-- begin Supplied records --

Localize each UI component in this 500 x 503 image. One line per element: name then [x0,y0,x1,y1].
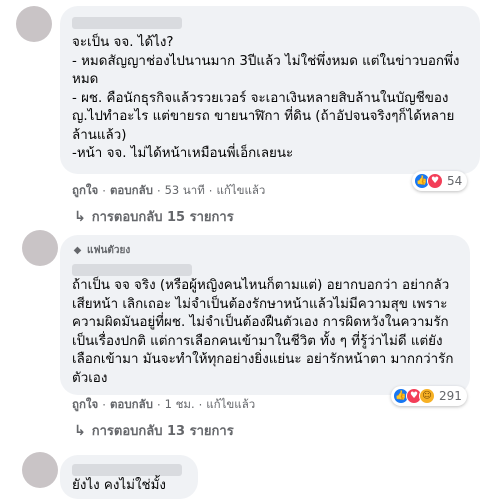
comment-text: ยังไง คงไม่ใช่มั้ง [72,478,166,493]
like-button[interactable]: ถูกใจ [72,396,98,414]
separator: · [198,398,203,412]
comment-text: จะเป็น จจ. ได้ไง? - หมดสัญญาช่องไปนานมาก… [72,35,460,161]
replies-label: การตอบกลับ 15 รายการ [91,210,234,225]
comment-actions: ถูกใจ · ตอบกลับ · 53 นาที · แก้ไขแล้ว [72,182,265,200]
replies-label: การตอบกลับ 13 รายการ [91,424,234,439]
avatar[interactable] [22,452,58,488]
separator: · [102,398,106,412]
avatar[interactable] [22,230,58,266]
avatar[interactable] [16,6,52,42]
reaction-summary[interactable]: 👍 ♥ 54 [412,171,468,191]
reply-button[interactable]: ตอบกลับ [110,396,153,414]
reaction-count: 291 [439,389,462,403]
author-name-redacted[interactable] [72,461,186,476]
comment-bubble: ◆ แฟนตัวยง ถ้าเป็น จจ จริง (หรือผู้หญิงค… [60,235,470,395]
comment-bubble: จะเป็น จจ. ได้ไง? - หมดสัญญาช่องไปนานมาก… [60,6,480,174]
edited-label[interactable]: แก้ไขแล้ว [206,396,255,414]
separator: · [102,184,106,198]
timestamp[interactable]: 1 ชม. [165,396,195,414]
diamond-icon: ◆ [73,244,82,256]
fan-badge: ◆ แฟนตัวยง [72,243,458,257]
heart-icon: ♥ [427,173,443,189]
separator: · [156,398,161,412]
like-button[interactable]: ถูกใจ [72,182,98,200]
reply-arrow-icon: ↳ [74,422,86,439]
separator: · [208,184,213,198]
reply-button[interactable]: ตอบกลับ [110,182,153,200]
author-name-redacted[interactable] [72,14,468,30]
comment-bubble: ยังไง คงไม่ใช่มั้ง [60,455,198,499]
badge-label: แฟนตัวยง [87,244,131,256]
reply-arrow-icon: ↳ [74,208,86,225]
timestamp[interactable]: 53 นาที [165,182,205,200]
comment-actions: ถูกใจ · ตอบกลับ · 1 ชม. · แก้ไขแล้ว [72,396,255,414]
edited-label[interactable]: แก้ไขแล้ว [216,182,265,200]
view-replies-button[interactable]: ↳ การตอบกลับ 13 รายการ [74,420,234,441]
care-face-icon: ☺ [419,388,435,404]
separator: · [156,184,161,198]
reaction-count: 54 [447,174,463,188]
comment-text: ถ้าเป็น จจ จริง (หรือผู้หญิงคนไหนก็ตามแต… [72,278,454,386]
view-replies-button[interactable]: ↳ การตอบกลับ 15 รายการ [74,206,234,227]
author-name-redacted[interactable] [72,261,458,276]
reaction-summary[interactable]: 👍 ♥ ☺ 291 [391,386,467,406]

-- end Supplied records --

- [Exercise]: Return every row above unchanged, but leave out the pictures.

- [Result of this exercise]:
Localize each UI component in this 500 x 503 image. One line per element: name then [x0,y0,x1,y1].
comment-text: ยังไง คงไม่ใช่มั้ง [72,478,166,493]
like-button[interactable]: ถูกใจ [72,396,98,414]
separator: · [198,398,203,412]
comment-text: จะเป็น จจ. ได้ไง? - หมดสัญญาช่องไปนานมาก… [72,35,460,161]
replies-label: การตอบกลับ 15 รายการ [91,210,234,225]
comment-actions: ถูกใจ · ตอบกลับ · 53 นาที · แก้ไขแล้ว [72,182,265,200]
replies-label: การตอบกลับ 13 รายการ [91,424,234,439]
avatar[interactable] [22,452,58,488]
separator: · [102,398,106,412]
avatar[interactable] [22,230,58,266]
avatar[interactable] [16,6,52,42]
reaction-summary[interactable]: 👍 ♥ 54 [412,171,468,191]
reply-button[interactable]: ตอบกลับ [110,396,153,414]
reaction-count: 291 [439,389,462,403]
author-name-redacted[interactable] [72,461,186,476]
comment-bubble: ◆ แฟนตัวยง ถ้าเป็น จจ จริง (หรือผู้หญิงค… [60,235,470,395]
comment-bubble: จะเป็น จจ. ได้ไง? - หมดสัญญาช่องไปนานมาก… [60,6,480,174]
edited-label[interactable]: แก้ไขแล้ว [206,396,255,414]
separator: · [102,184,106,198]
timestamp[interactable]: 1 ชม. [165,396,195,414]
diamond-icon: ◆ [73,244,82,256]
fan-badge: ◆ แฟนตัวยง [72,243,458,257]
heart-icon: ♥ [427,173,443,189]
separator: · [156,398,161,412]
like-button[interactable]: ถูกใจ [72,182,98,200]
reply-arrow-icon: ↳ [74,422,86,439]
separator: · [208,184,213,198]
reply-button[interactable]: ตอบกลับ [110,182,153,200]
author-name-redacted[interactable] [72,14,468,30]
comment-bubble: ยังไง คงไม่ใช่มั้ง [60,455,198,499]
badge-label: แฟนตัวยง [87,244,131,256]
reply-arrow-icon: ↳ [74,208,86,225]
timestamp[interactable]: 53 นาที [165,182,205,200]
comment-actions: ถูกใจ · ตอบกลับ · 1 ชม. · แก้ไขแล้ว [72,396,255,414]
edited-label[interactable]: แก้ไขแล้ว [216,182,265,200]
view-replies-button[interactable]: ↳ การตอบกลับ 13 รายการ [74,420,234,441]
care-face-icon: ☺ [419,388,435,404]
separator: · [156,184,161,198]
reaction-count: 54 [447,174,463,188]
comment-text: ถ้าเป็น จจ จริง (หรือผู้หญิงคนไหนก็ตามแต… [72,278,454,386]
view-replies-button[interactable]: ↳ การตอบกลับ 15 รายการ [74,206,234,227]
author-name-redacted[interactable] [72,261,458,276]
reaction-summary[interactable]: 👍 ♥ ☺ 291 [391,386,467,406]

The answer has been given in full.